> _WHAT THE EXERCISE ASKS_:
For the entries that follow, state how many lines include the word "Oreamuno", giving the number and nothing else.

********

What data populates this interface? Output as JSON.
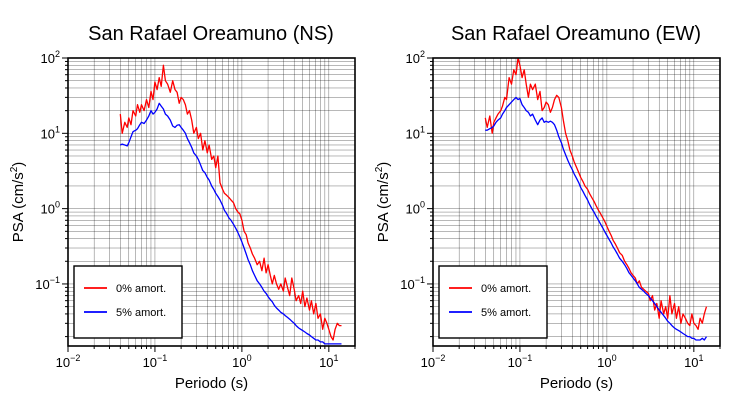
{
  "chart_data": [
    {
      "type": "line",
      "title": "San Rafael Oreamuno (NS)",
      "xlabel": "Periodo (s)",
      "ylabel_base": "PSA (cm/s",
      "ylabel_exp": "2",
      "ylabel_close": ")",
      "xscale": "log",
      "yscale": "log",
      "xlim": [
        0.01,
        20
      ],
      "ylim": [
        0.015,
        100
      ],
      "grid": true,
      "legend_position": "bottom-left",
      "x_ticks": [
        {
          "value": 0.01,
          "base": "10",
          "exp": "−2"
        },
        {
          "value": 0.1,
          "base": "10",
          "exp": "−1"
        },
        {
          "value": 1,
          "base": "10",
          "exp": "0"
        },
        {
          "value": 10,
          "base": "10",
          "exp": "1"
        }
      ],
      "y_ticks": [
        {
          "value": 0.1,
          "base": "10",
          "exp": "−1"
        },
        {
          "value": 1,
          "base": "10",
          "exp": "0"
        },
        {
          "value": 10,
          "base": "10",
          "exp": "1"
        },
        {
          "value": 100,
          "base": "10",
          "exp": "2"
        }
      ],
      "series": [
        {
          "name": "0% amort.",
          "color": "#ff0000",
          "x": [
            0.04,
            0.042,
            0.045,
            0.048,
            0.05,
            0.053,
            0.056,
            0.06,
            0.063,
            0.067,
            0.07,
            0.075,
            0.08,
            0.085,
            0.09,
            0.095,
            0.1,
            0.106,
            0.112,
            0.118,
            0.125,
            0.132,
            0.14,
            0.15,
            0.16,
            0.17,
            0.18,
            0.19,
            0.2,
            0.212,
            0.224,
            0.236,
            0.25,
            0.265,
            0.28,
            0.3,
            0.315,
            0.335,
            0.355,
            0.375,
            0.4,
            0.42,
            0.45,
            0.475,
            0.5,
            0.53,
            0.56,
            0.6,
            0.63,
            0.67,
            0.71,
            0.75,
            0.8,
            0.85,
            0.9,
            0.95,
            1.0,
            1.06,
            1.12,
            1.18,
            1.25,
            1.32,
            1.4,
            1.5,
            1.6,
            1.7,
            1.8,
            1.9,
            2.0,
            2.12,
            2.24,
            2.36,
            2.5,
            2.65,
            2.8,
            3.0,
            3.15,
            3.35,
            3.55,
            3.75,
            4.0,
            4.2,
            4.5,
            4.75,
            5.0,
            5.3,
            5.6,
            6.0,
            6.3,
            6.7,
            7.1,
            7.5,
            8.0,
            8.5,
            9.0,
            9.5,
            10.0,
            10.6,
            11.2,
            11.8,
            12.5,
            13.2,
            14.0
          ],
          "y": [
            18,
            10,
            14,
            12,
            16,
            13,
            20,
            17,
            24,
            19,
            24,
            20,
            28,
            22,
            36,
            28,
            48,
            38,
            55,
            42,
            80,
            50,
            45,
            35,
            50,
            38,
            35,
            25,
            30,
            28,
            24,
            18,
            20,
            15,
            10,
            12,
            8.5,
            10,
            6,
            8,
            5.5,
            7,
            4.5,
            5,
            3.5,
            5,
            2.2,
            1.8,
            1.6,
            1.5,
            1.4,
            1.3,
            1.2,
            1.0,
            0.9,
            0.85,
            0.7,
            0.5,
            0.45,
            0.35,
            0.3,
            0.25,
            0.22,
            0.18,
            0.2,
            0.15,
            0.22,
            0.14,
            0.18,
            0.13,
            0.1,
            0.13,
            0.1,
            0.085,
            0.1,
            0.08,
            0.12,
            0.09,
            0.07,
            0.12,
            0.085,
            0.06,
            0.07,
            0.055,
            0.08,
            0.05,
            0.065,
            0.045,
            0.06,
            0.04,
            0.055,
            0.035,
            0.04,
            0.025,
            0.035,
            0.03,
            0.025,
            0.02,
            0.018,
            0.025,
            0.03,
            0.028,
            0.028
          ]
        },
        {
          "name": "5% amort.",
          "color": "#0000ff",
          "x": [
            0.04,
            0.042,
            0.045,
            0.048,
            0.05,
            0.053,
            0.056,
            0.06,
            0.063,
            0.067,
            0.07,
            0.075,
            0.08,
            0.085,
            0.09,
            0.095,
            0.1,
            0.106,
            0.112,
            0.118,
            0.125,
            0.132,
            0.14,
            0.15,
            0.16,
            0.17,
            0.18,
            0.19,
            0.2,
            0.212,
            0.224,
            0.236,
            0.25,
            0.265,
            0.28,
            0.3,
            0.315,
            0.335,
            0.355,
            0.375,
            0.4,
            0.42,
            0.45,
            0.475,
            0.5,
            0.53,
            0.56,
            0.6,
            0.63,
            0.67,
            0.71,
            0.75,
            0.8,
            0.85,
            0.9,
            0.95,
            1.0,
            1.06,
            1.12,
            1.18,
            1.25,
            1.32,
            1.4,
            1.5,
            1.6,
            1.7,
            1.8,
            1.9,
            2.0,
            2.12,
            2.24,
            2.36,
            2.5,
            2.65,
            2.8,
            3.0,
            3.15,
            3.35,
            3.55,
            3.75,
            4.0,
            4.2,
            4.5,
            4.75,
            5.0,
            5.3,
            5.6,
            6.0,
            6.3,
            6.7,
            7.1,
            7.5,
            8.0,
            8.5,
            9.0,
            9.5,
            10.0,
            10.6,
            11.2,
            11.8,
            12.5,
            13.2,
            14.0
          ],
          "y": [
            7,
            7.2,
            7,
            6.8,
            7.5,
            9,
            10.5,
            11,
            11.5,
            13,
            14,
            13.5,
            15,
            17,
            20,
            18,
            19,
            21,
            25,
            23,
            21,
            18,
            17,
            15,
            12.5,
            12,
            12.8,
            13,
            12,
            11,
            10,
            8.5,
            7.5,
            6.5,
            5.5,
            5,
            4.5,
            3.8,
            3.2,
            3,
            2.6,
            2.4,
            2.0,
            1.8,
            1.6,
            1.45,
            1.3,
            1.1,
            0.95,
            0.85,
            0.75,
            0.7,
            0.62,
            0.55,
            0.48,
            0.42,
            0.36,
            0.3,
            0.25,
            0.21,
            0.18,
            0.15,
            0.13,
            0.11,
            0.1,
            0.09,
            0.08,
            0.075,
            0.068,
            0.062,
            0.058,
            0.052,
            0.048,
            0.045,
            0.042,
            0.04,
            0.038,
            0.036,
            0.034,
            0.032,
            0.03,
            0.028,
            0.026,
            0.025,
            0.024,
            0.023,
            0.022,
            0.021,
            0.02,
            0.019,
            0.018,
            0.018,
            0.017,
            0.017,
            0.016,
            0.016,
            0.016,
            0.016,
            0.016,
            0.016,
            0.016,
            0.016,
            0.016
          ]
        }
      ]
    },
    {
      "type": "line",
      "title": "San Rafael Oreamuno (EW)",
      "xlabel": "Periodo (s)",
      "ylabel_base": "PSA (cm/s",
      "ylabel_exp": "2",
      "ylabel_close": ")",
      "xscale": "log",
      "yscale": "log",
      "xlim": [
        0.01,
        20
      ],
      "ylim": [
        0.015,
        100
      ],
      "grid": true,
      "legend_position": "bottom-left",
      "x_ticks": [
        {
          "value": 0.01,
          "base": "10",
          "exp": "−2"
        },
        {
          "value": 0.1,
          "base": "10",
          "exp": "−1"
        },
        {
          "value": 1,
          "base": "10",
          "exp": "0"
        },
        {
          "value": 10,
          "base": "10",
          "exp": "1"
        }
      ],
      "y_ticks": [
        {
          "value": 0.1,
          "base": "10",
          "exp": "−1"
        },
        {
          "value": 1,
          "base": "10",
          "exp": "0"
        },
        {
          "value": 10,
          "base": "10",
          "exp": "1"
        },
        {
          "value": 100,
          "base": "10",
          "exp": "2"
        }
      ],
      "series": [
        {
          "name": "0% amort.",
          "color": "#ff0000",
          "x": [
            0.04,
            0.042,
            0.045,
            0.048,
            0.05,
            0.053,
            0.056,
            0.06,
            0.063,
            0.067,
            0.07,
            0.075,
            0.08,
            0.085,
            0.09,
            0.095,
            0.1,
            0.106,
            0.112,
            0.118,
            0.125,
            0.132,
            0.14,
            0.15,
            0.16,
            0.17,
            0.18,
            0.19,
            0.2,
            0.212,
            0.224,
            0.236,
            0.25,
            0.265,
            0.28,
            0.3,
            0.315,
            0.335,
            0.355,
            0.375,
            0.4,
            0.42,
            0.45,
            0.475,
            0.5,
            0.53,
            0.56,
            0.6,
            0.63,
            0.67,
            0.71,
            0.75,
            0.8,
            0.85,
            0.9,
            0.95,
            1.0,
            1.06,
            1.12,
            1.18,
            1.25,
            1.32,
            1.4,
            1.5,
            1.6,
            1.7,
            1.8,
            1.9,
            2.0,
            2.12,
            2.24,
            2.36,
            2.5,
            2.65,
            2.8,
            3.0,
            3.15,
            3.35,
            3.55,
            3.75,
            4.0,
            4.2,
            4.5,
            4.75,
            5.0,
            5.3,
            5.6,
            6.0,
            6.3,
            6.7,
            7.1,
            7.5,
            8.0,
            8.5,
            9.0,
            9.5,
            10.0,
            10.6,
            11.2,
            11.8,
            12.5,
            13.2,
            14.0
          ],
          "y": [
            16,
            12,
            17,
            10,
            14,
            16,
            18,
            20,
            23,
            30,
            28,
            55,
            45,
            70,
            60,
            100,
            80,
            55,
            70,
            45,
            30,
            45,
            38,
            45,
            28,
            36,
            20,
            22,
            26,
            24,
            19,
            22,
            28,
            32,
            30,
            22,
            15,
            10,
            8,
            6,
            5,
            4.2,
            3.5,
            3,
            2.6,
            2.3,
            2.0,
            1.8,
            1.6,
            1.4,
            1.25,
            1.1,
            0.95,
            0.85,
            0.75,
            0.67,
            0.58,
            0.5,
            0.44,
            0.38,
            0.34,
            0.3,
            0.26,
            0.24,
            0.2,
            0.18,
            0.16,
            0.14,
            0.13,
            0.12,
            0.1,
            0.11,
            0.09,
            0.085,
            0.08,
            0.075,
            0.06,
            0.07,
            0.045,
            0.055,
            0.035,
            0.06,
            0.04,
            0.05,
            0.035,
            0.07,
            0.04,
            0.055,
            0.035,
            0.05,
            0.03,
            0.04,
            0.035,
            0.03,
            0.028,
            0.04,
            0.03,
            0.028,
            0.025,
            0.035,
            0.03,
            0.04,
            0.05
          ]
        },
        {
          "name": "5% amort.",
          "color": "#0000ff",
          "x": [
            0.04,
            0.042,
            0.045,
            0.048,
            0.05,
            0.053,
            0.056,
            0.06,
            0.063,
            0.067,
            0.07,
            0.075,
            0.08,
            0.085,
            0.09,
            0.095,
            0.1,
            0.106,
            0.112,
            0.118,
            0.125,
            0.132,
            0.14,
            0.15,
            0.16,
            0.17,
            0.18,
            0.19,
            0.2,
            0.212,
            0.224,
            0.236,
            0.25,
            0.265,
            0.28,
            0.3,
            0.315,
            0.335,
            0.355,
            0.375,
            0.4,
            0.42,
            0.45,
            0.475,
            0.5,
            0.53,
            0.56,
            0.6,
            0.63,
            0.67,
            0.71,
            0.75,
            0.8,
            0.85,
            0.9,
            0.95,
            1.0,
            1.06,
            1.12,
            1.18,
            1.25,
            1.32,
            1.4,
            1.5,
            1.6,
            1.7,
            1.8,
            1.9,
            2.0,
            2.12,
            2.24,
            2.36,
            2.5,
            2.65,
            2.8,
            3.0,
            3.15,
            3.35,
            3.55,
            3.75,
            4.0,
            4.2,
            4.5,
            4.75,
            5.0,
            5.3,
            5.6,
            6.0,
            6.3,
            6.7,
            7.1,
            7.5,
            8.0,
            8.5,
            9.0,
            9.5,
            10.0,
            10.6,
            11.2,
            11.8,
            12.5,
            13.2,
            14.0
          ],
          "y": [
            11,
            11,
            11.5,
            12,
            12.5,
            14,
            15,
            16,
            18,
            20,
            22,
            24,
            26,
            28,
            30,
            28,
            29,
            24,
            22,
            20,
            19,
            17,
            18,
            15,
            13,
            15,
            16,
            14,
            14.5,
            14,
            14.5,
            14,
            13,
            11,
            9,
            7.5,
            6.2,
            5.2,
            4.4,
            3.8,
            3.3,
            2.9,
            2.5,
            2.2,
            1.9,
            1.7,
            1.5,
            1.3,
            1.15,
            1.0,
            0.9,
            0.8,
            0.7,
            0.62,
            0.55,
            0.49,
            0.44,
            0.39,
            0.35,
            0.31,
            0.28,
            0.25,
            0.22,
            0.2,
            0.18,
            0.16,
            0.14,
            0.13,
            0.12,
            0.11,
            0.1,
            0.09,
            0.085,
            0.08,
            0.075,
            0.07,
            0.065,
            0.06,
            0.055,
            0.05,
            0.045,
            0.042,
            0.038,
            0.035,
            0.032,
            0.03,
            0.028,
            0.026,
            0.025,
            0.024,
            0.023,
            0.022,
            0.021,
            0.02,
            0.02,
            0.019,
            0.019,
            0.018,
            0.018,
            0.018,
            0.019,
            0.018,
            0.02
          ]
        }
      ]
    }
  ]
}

********

> _ANSWER FOR THE TASK_:
2